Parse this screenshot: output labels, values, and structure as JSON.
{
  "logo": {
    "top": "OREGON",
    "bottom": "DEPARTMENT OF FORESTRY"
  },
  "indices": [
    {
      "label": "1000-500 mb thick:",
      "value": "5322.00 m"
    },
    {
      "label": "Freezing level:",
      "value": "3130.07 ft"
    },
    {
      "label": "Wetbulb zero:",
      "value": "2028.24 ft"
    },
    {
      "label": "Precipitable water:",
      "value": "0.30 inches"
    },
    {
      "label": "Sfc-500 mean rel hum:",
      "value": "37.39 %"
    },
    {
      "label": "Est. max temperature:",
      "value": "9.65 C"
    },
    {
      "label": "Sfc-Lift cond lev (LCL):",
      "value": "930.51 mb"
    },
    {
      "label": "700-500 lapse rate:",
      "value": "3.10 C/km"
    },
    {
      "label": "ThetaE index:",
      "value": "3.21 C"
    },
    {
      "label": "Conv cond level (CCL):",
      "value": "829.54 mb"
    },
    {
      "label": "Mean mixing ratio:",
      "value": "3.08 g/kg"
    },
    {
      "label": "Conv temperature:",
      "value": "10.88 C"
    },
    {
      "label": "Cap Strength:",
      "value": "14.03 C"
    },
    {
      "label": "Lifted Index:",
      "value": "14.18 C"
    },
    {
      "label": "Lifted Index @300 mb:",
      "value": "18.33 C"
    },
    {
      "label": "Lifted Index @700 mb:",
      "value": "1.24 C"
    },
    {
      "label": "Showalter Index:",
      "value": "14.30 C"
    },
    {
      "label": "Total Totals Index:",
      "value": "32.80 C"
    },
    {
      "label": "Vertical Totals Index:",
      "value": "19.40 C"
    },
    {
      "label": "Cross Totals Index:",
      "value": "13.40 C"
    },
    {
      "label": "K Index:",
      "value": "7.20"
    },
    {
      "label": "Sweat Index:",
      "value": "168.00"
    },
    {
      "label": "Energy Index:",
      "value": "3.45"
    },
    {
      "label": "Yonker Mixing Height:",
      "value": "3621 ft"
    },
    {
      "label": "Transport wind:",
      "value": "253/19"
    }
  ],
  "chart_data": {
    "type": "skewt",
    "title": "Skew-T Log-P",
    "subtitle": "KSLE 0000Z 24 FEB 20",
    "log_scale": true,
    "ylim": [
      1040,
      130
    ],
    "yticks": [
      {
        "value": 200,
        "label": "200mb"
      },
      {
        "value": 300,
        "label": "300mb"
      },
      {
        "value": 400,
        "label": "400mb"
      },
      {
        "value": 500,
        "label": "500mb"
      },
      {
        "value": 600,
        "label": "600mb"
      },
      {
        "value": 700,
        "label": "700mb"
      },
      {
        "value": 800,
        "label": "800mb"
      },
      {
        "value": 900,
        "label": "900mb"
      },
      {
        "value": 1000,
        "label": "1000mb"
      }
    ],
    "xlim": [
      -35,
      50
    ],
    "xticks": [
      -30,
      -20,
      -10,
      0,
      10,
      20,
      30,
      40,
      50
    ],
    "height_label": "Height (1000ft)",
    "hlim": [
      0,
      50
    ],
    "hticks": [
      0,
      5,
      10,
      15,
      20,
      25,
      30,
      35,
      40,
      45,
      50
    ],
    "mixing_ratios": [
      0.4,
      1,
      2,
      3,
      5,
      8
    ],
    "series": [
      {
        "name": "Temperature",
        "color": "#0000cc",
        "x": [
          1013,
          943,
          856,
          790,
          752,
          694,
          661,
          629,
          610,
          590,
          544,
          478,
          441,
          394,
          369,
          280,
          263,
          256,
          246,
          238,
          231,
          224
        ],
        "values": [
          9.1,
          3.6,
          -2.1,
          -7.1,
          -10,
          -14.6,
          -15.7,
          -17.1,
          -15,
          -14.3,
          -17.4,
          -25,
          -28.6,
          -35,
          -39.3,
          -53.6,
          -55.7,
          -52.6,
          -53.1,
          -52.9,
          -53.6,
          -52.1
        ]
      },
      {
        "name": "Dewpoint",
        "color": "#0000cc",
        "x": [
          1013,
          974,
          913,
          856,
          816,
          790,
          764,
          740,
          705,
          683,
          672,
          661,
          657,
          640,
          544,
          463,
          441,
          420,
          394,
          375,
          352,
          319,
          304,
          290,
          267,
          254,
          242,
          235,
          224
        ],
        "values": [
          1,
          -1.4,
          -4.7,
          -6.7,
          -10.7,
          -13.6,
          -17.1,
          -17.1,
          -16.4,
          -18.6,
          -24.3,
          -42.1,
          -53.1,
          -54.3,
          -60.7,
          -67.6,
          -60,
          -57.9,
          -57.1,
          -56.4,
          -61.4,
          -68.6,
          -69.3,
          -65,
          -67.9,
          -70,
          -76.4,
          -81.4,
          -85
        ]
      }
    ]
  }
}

--------------------------------

_Problem_: Find the word "Totals" in the data and show each line that holds it.

_Solution to the exercise_:
      "label": "Total Totals Index:",
      "label": "Vertical Totals Index:",
      "label": "Cross Totals Index:",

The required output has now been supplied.